(Entries taken from a collection)
——
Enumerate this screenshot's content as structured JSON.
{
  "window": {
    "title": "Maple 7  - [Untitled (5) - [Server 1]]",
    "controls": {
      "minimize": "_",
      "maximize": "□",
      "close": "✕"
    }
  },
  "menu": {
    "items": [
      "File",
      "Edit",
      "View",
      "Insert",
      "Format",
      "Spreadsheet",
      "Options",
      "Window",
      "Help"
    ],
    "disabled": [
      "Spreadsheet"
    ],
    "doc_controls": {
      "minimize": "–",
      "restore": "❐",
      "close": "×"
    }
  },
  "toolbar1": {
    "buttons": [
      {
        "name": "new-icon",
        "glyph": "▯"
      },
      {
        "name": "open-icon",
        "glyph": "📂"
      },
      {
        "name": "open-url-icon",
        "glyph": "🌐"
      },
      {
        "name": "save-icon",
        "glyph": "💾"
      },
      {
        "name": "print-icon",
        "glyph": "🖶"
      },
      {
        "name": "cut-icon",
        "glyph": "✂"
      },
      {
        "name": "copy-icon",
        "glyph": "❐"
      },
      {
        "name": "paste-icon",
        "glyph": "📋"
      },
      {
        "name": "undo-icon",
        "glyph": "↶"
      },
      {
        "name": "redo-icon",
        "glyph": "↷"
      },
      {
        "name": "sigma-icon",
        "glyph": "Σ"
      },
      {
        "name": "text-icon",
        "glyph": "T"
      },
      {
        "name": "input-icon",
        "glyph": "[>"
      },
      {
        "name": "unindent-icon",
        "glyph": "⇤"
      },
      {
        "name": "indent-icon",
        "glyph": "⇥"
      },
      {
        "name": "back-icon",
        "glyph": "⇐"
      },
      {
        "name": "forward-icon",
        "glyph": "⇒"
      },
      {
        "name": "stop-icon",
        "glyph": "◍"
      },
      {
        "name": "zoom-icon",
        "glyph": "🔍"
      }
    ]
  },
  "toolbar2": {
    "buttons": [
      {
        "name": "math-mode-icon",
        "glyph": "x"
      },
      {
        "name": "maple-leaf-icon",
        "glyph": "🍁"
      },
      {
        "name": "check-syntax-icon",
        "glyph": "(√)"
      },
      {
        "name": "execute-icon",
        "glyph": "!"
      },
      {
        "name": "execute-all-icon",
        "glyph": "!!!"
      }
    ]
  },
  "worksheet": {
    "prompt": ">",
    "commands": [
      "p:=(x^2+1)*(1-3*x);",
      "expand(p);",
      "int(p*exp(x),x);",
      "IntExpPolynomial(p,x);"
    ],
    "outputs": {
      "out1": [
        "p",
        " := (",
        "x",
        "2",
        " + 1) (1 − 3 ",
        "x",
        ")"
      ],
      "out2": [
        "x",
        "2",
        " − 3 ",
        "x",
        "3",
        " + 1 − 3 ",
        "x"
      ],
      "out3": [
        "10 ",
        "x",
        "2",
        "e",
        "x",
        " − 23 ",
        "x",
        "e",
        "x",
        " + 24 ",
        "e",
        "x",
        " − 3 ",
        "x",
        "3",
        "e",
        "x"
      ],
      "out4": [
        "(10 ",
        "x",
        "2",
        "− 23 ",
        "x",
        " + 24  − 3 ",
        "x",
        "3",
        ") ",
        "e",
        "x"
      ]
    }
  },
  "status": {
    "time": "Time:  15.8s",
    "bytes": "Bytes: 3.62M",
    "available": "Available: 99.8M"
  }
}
——
Repeat the listing in full, keeping every line exactly as it is.

Enumerate this screenshot's content as structured JSON.
{
  "window": {
    "title": "Maple 7  - [Untitled (5) - [Server 1]]",
    "controls": {
      "minimize": "_",
      "maximize": "□",
      "close": "✕"
    }
  },
  "menu": {
    "items": [
      "File",
      "Edit",
      "View",
      "Insert",
      "Format",
      "Spreadsheet",
      "Options",
      "Window",
      "Help"
    ],
    "disabled": [
      "Spreadsheet"
    ],
    "doc_controls": {
      "minimize": "–",
      "restore": "❐",
      "close": "×"
    }
  },
  "toolbar1": {
    "buttons": [
      {
        "name": "new-icon",
        "glyph": "▯"
      },
      {
        "name": "open-icon",
        "glyph": "📂"
      },
      {
        "name": "open-url-icon",
        "glyph": "🌐"
      },
      {
        "name": "save-icon",
        "glyph": "💾"
      },
      {
        "name": "print-icon",
        "glyph": "🖶"
      },
      {
        "name": "cut-icon",
        "glyph": "✂"
      },
      {
        "name": "copy-icon",
        "glyph": "❐"
      },
      {
        "name": "paste-icon",
        "glyph": "📋"
      },
      {
        "name": "undo-icon",
        "glyph": "↶"
      },
      {
        "name": "redo-icon",
        "glyph": "↷"
      },
      {
        "name": "sigma-icon",
        "glyph": "Σ"
      },
      {
        "name": "text-icon",
        "glyph": "T"
      },
      {
        "name": "input-icon",
        "glyph": "[>"
      },
      {
        "name": "unindent-icon",
        "glyph": "⇤"
      },
      {
        "name": "indent-icon",
        "glyph": "⇥"
      },
      {
        "name": "back-icon",
        "glyph": "⇐"
      },
      {
        "name": "forward-icon",
        "glyph": "⇒"
      },
      {
        "name": "stop-icon",
        "glyph": "◍"
      },
      {
        "name": "zoom-icon",
        "glyph": "🔍"
      }
    ]
  },
  "toolbar2": {
    "buttons": [
      {
        "name": "math-mode-icon",
        "glyph": "x"
      },
      {
        "name": "maple-leaf-icon",
        "glyph": "🍁"
      },
      {
        "name": "check-syntax-icon",
        "glyph": "(√)"
      },
      {
        "name": "execute-icon",
        "glyph": "!"
      },
      {
        "name": "execute-all-icon",
        "glyph": "!!!"
      }
    ]
  },
  "worksheet": {
    "prompt": ">",
    "commands": [
      "p:=(x^2+1)*(1-3*x);",
      "expand(p);",
      "int(p*exp(x),x);",
      "IntExpPolynomial(p,x);"
    ],
    "outputs": {
      "out1": [
        "p",
        " := (",
        "x",
        "2",
        " + 1) (1 − 3 ",
        "x",
        ")"
      ],
      "out2": [
        "x",
        "2",
        " − 3 ",
        "x",
        "3",
        " + 1 − 3 ",
        "x"
      ],
      "out3": [
        "10 ",
        "x",
        "2",
        "e",
        "x",
        " − 23 ",
        "x",
        "e",
        "x",
        " + 24 ",
        "e",
        "x",
        " − 3 ",
        "x",
        "3",
        "e",
        "x"
      ],
      "out4": [
        "(10 ",
        "x",
        "2",
        "− 23 ",
        "x",
        " + 24  − 3 ",
        "x",
        "3",
        ") ",
        "e",
        "x"
      ]
    }
  },
  "status": {
    "time": "Time:  15.8s",
    "bytes": "Bytes: 3.62M",
    "available": "Available: 99.8M"
  }
}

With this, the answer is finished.